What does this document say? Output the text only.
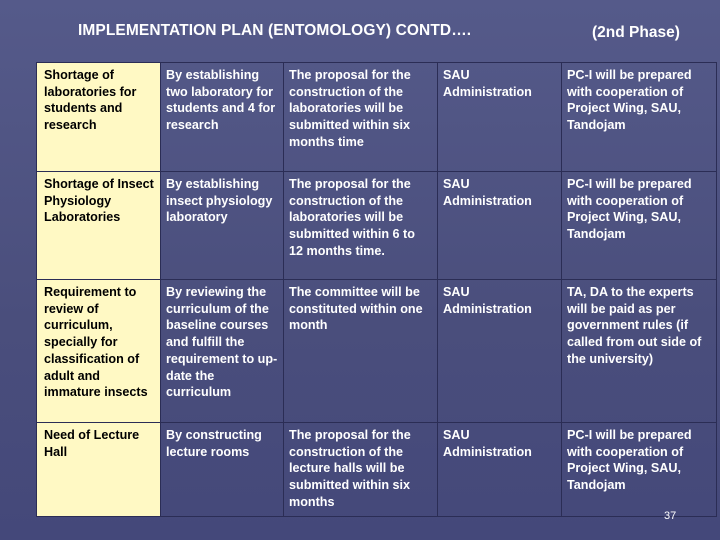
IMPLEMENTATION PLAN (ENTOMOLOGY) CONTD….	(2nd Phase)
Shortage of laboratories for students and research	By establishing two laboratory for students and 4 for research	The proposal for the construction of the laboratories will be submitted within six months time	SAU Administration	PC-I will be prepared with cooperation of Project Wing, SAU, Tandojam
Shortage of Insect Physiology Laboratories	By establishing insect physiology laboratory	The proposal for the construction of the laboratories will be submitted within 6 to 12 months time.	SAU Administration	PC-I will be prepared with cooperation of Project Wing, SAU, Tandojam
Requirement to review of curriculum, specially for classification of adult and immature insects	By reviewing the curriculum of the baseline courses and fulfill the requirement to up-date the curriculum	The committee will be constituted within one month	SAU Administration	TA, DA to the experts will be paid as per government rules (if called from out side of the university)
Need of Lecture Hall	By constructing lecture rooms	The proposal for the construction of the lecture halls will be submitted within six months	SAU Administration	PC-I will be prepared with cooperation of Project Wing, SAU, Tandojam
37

---

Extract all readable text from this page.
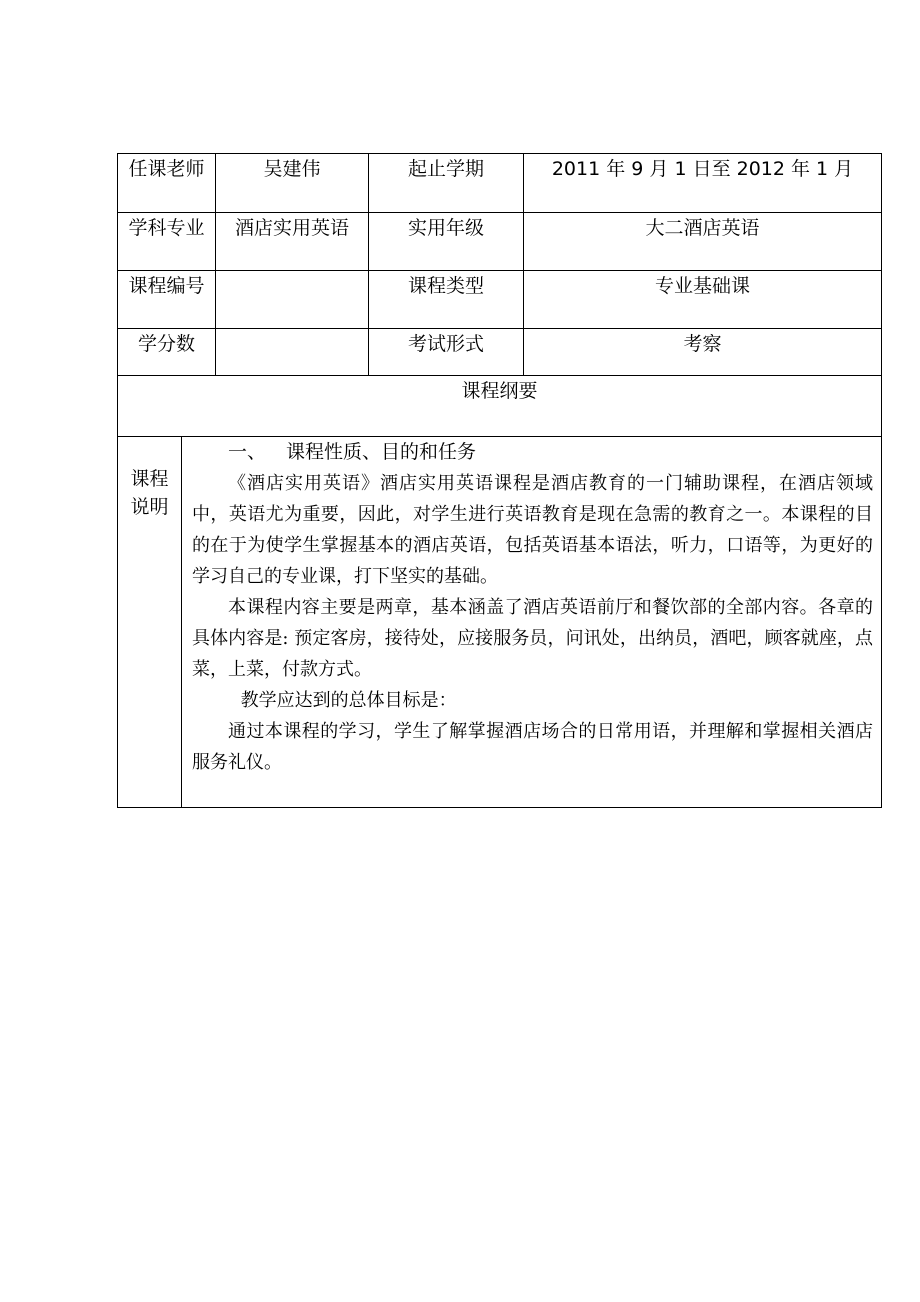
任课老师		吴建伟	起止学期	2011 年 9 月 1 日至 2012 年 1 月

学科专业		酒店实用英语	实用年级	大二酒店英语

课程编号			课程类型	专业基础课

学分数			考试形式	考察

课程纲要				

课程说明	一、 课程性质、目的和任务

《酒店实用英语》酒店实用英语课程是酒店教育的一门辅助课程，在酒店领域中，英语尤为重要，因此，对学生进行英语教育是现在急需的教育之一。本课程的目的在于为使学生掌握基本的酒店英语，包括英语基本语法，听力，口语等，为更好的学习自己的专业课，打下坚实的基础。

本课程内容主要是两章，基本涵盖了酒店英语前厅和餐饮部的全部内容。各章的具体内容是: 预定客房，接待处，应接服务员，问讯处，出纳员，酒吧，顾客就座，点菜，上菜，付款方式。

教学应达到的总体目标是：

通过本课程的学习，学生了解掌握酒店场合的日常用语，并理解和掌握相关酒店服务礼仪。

TO BE DONE. Which lines include "Tandojam"? Copy each of them out.

RESULT.
Shortage of laboratories for students and research	By establishing two laboratory for students and 4 for research	The proposal for the construction of the laboratories will be submitted within six months time	SAU Administration	PC-I will be prepared with cooperation of Project Wing, SAU, Tandojam
Shortage of Insect Physiology Laboratories	By establishing insect physiology laboratory	The proposal for the construction of the laboratories will be submitted within 6 to 12 months time.	SAU Administration	PC-I will be prepared with cooperation of Project Wing, SAU, Tandojam
Need of Lecture Hall	By constructing lecture rooms	The proposal for the construction of the lecture halls will be submitted within six months	SAU Administration	PC-I will be prepared with cooperation of Project Wing, SAU, Tandojam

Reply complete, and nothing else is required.